• Input:
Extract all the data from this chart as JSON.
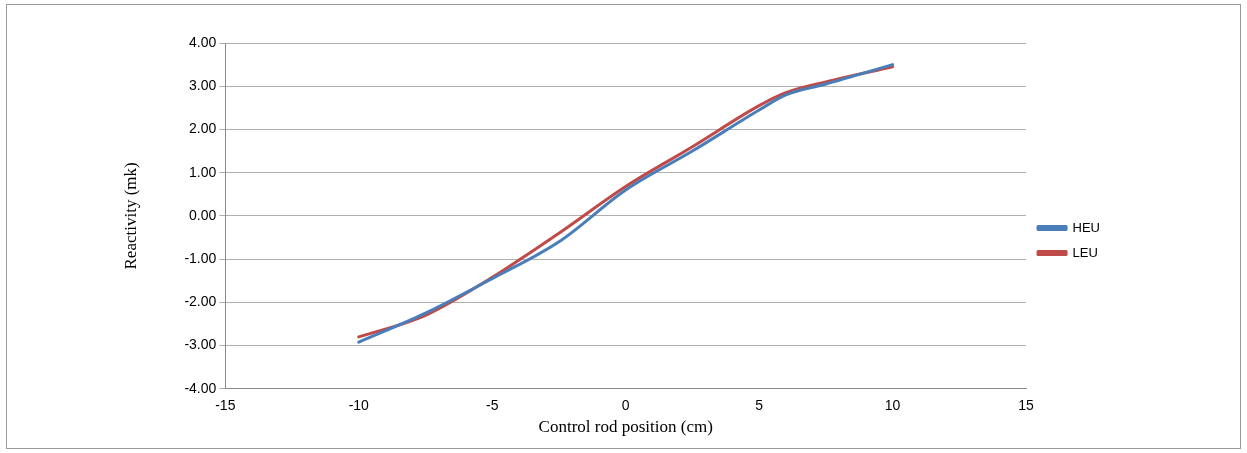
{
  "chart_data": {
    "type": "line",
    "xlabel": "Control rod position (cm)",
    "ylabel": "Reactivity (mk)",
    "xlim": [
      -15,
      15
    ],
    "xticks": [
      -15,
      -10,
      -5,
      0,
      5,
      10,
      15
    ],
    "ylim": [
      -4,
      4
    ],
    "yticks": [
      {
        "value": -4,
        "label": "-4.00"
      },
      {
        "value": -3,
        "label": "-3.00"
      },
      {
        "value": -2,
        "label": "-2.00"
      },
      {
        "value": -1,
        "label": "-1.00"
      },
      {
        "value": 0,
        "label": "0.00"
      },
      {
        "value": 1,
        "label": "1.00"
      },
      {
        "value": 2,
        "label": "2.00"
      },
      {
        "value": 3,
        "label": "3.00"
      },
      {
        "value": 4,
        "label": "4.00"
      }
    ],
    "grid": "y",
    "legend": "right",
    "marker": "none",
    "line_style": "solid",
    "series": [
      {
        "name": "HEU",
        "color": "#4a7ebb",
        "x": [
          -10,
          -7.5,
          -5,
          -2.5,
          0,
          2.5,
          5,
          6,
          7.5,
          10
        ],
        "values": [
          -2.92,
          -2.25,
          -1.45,
          -0.6,
          0.6,
          1.5,
          2.45,
          2.8,
          3.05,
          3.5
        ]
      },
      {
        "name": "LEU",
        "color": "#be4b48",
        "x": [
          -10,
          -7.5,
          -5,
          -2.5,
          0,
          2.5,
          5,
          6,
          7.5,
          10
        ],
        "values": [
          -2.8,
          -2.3,
          -1.42,
          -0.4,
          0.68,
          1.6,
          2.55,
          2.85,
          3.1,
          3.45
        ]
      }
    ]
  }
}
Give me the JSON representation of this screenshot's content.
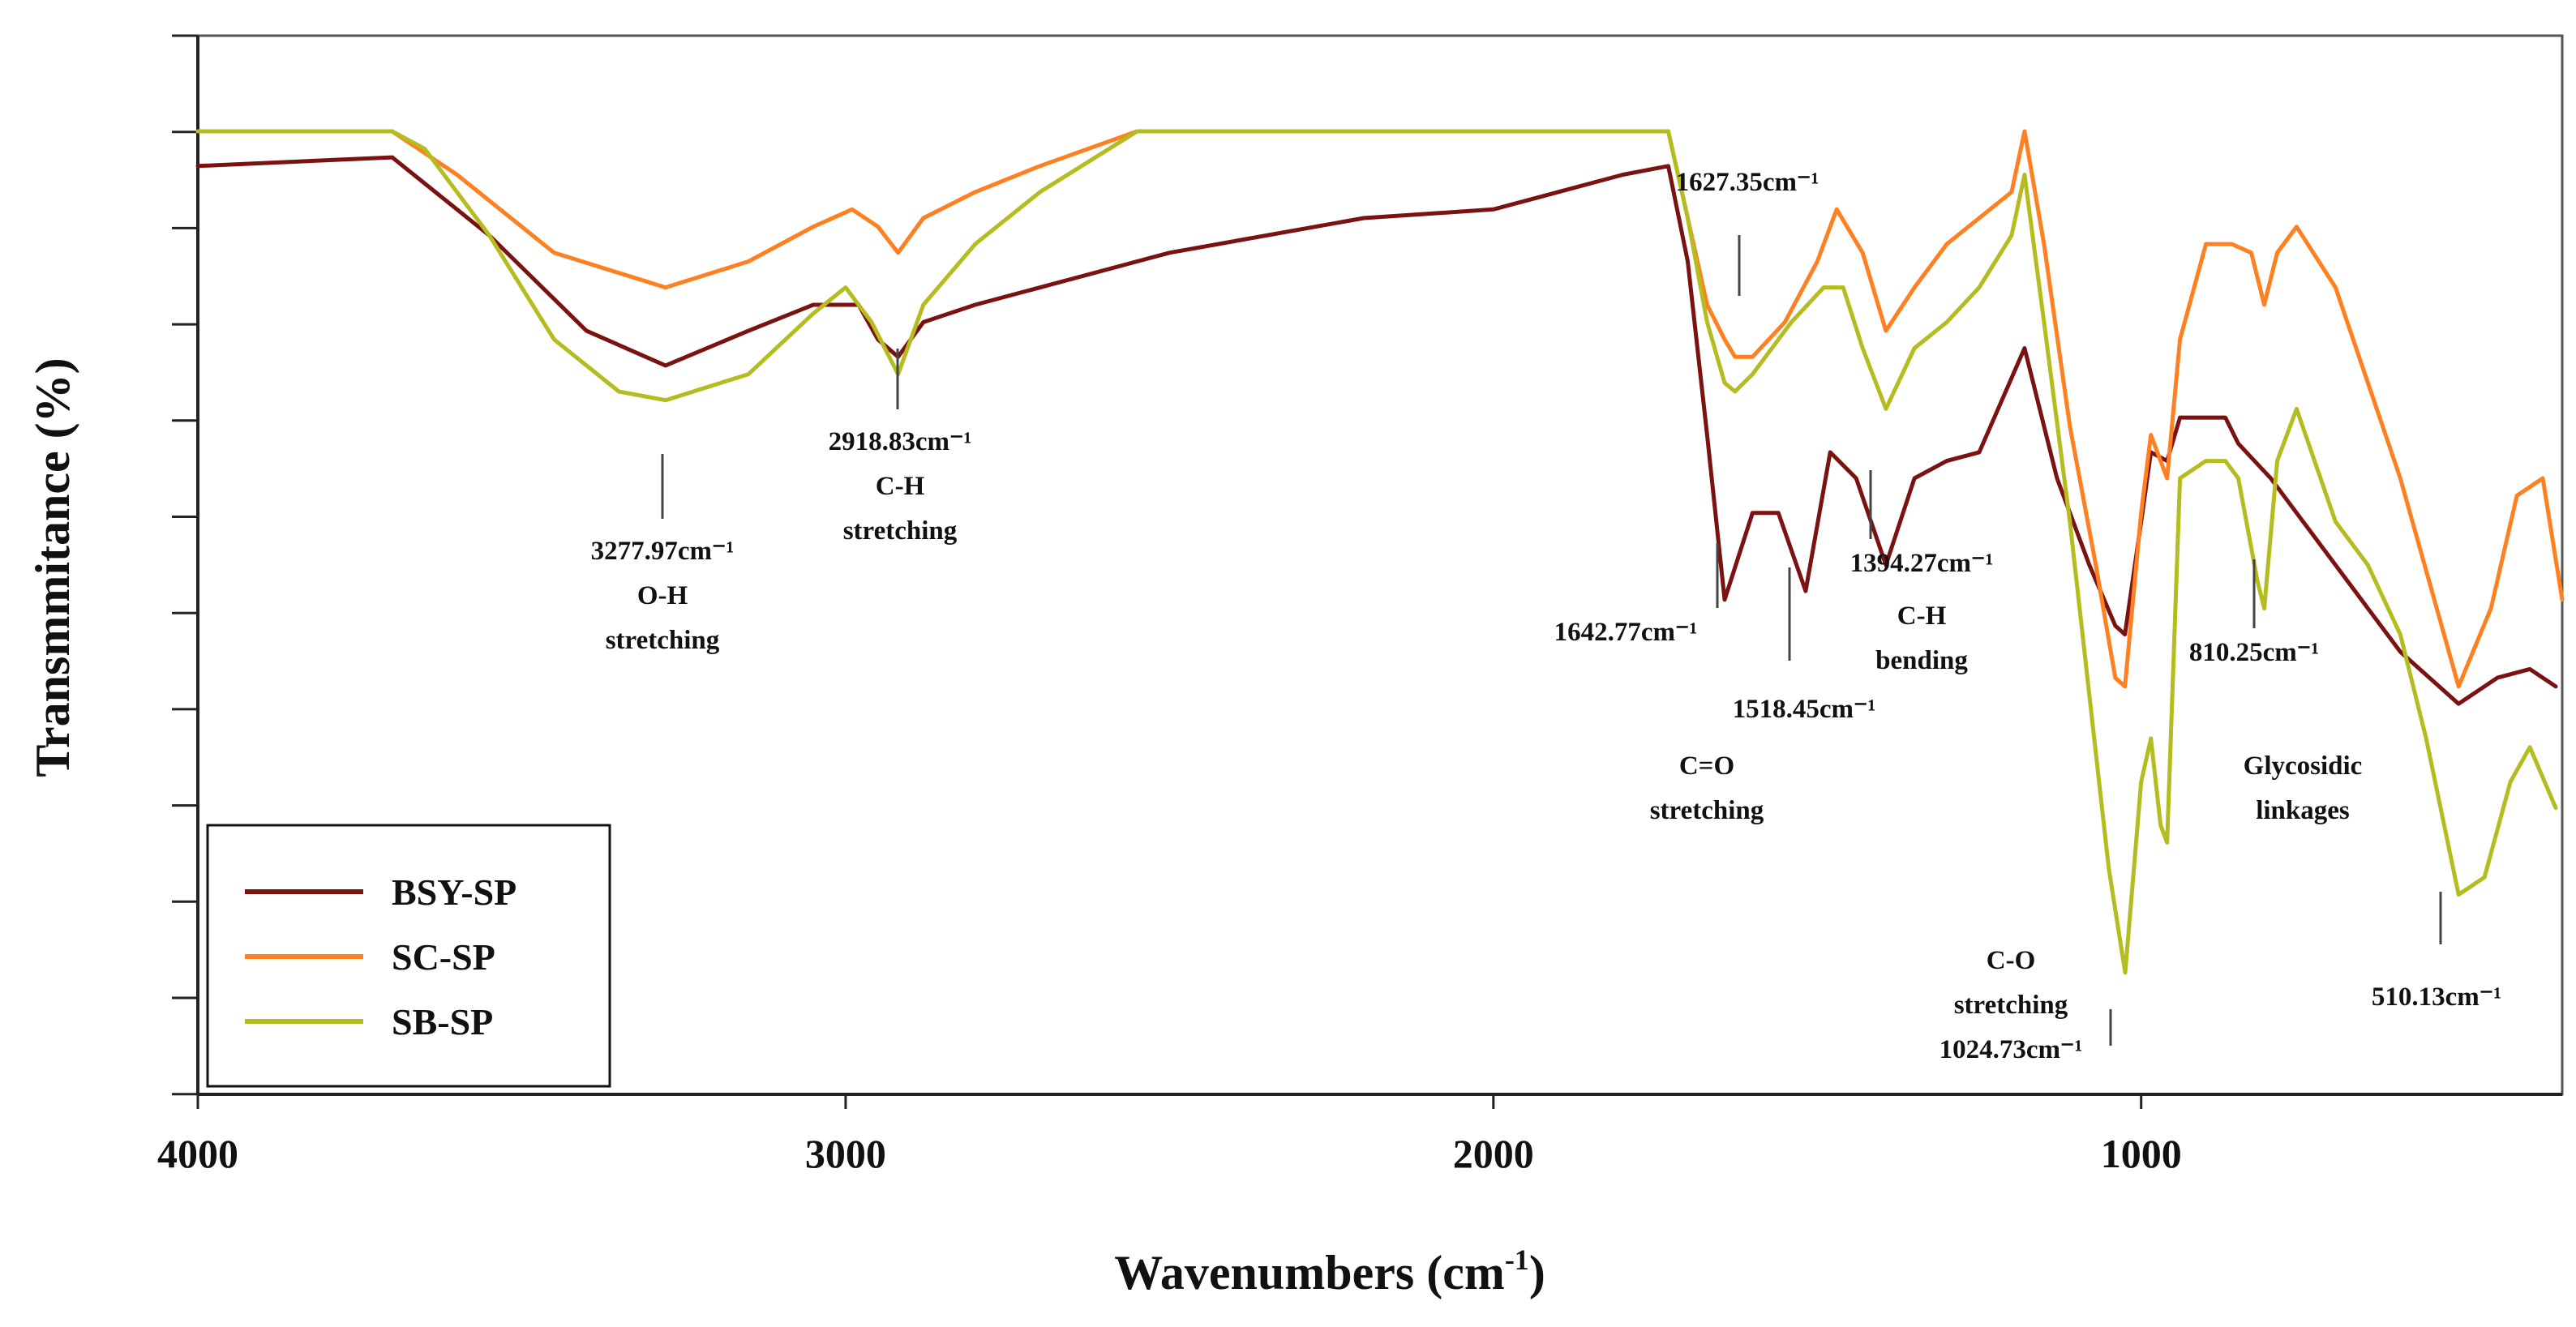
{
  "chart_data": {
    "type": "line",
    "title": "",
    "xlabel": "Wavenumbers (cm",
    "xlabel_sup": "-1",
    "xlabel_end": ")",
    "ylabel": "Transmmitance (%)",
    "xlim": [
      4000,
      350
    ],
    "x_reversed": true,
    "x_ticks": [
      4000,
      3000,
      2000,
      1000
    ],
    "y_ticks_labeled": false,
    "legend_position": "bottom-left",
    "grid": false,
    "series": [
      {
        "name": "BSY-SP",
        "color": "#7a1212",
        "points": [
          [
            4000,
            96
          ],
          [
            3700,
            97
          ],
          [
            3550,
            88
          ],
          [
            3400,
            77
          ],
          [
            3278,
            73
          ],
          [
            3150,
            77
          ],
          [
            3050,
            80
          ],
          [
            2980,
            80
          ],
          [
            2950,
            76
          ],
          [
            2919,
            74
          ],
          [
            2880,
            78
          ],
          [
            2800,
            80
          ],
          [
            2500,
            86
          ],
          [
            2200,
            90
          ],
          [
            2000,
            91
          ],
          [
            1800,
            95
          ],
          [
            1730,
            96
          ],
          [
            1700,
            85
          ],
          [
            1670,
            65
          ],
          [
            1643,
            46
          ],
          [
            1600,
            56
          ],
          [
            1560,
            56
          ],
          [
            1518,
            47
          ],
          [
            1480,
            63
          ],
          [
            1440,
            60
          ],
          [
            1394,
            50
          ],
          [
            1350,
            60
          ],
          [
            1300,
            62
          ],
          [
            1250,
            63
          ],
          [
            1180,
            75
          ],
          [
            1130,
            60
          ],
          [
            1080,
            50
          ],
          [
            1040,
            43
          ],
          [
            1025,
            42
          ],
          [
            1000,
            55
          ],
          [
            985,
            63
          ],
          [
            960,
            62
          ],
          [
            940,
            67
          ],
          [
            900,
            67
          ],
          [
            870,
            67
          ],
          [
            850,
            64
          ],
          [
            800,
            60
          ],
          [
            700,
            50
          ],
          [
            600,
            40
          ],
          [
            510,
            34
          ],
          [
            450,
            37
          ],
          [
            400,
            38
          ],
          [
            360,
            36
          ]
        ]
      },
      {
        "name": "SC-SP",
        "color": "#ff8020",
        "points": [
          [
            4000,
            100
          ],
          [
            3700,
            100
          ],
          [
            3600,
            95
          ],
          [
            3450,
            86
          ],
          [
            3278,
            82
          ],
          [
            3150,
            85
          ],
          [
            3050,
            89
          ],
          [
            2990,
            91
          ],
          [
            2950,
            89
          ],
          [
            2919,
            86
          ],
          [
            2880,
            90
          ],
          [
            2800,
            93
          ],
          [
            2700,
            96
          ],
          [
            2550,
            100
          ],
          [
            2000,
            100
          ],
          [
            1800,
            100
          ],
          [
            1730,
            100
          ],
          [
            1700,
            90
          ],
          [
            1670,
            80
          ],
          [
            1643,
            76
          ],
          [
            1627,
            74
          ],
          [
            1600,
            74
          ],
          [
            1550,
            78
          ],
          [
            1500,
            85
          ],
          [
            1470,
            91
          ],
          [
            1430,
            86
          ],
          [
            1394,
            77
          ],
          [
            1350,
            82
          ],
          [
            1300,
            87
          ],
          [
            1200,
            93
          ],
          [
            1180,
            100
          ],
          [
            1150,
            87
          ],
          [
            1110,
            66
          ],
          [
            1070,
            50
          ],
          [
            1040,
            37
          ],
          [
            1025,
            36
          ],
          [
            1000,
            56
          ],
          [
            985,
            65
          ],
          [
            960,
            60
          ],
          [
            940,
            76
          ],
          [
            900,
            87
          ],
          [
            860,
            87
          ],
          [
            830,
            86
          ],
          [
            810,
            80
          ],
          [
            790,
            86
          ],
          [
            760,
            89
          ],
          [
            700,
            82
          ],
          [
            600,
            60
          ],
          [
            510,
            36
          ],
          [
            460,
            45
          ],
          [
            420,
            58
          ],
          [
            380,
            60
          ],
          [
            350,
            46
          ]
        ]
      },
      {
        "name": "SB-SP",
        "color": "#b4bc20",
        "points": [
          [
            4000,
            100
          ],
          [
            3700,
            100
          ],
          [
            3650,
            98
          ],
          [
            3550,
            88
          ],
          [
            3450,
            76
          ],
          [
            3350,
            70
          ],
          [
            3278,
            69
          ],
          [
            3150,
            72
          ],
          [
            3050,
            79
          ],
          [
            3000,
            82
          ],
          [
            2960,
            78
          ],
          [
            2919,
            72
          ],
          [
            2880,
            80
          ],
          [
            2800,
            87
          ],
          [
            2700,
            93
          ],
          [
            2550,
            100
          ],
          [
            2000,
            100
          ],
          [
            1800,
            100
          ],
          [
            1730,
            100
          ],
          [
            1700,
            90
          ],
          [
            1670,
            78
          ],
          [
            1643,
            71
          ],
          [
            1627,
            70
          ],
          [
            1600,
            72
          ],
          [
            1540,
            78
          ],
          [
            1490,
            82
          ],
          [
            1460,
            82
          ],
          [
            1430,
            75
          ],
          [
            1394,
            68
          ],
          [
            1350,
            75
          ],
          [
            1300,
            78
          ],
          [
            1250,
            82
          ],
          [
            1200,
            88
          ],
          [
            1180,
            95
          ],
          [
            1150,
            78
          ],
          [
            1110,
            55
          ],
          [
            1080,
            35
          ],
          [
            1050,
            15
          ],
          [
            1024.73,
            3
          ],
          [
            1000,
            25
          ],
          [
            985,
            30
          ],
          [
            970,
            20
          ],
          [
            960,
            18
          ],
          [
            940,
            60
          ],
          [
            900,
            62
          ],
          [
            870,
            62
          ],
          [
            850,
            60
          ],
          [
            820,
            48
          ],
          [
            810,
            45
          ],
          [
            790,
            62
          ],
          [
            760,
            68
          ],
          [
            700,
            55
          ],
          [
            650,
            50
          ],
          [
            600,
            42
          ],
          [
            560,
            30
          ],
          [
            510,
            12
          ],
          [
            470,
            14
          ],
          [
            430,
            25
          ],
          [
            400,
            29
          ],
          [
            360,
            22
          ]
        ]
      }
    ],
    "annotations": [
      {
        "lines": [
          "3277.97cm⁻¹",
          "O-H",
          "stretching"
        ]
      },
      {
        "lines": [
          "2918.83cm⁻¹",
          "C-H",
          "stretching"
        ]
      },
      {
        "lines": [
          "1627.35cm⁻¹"
        ]
      },
      {
        "lines": [
          "1642.77cm⁻¹"
        ]
      },
      {
        "lines": [
          "1518.45cm⁻¹"
        ]
      },
      {
        "lines": [
          "C=O",
          "stretching"
        ]
      },
      {
        "lines": [
          "1394.27cm⁻¹",
          "C-H",
          "bending"
        ]
      },
      {
        "lines": [
          "C-O",
          "stretching",
          "1024.73cm⁻¹"
        ]
      },
      {
        "lines": [
          "810.25cm⁻¹"
        ]
      },
      {
        "lines": [
          "Glycosidic",
          "linkages"
        ]
      },
      {
        "lines": [
          "510.13cm⁻¹"
        ]
      }
    ]
  }
}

• Instruction: Search the listing above for the string "JSON". Copy every line that contains it.

• Answer below:
Extract all the data from this chart as JSON.
Give me the JSON representation of this screenshot's content.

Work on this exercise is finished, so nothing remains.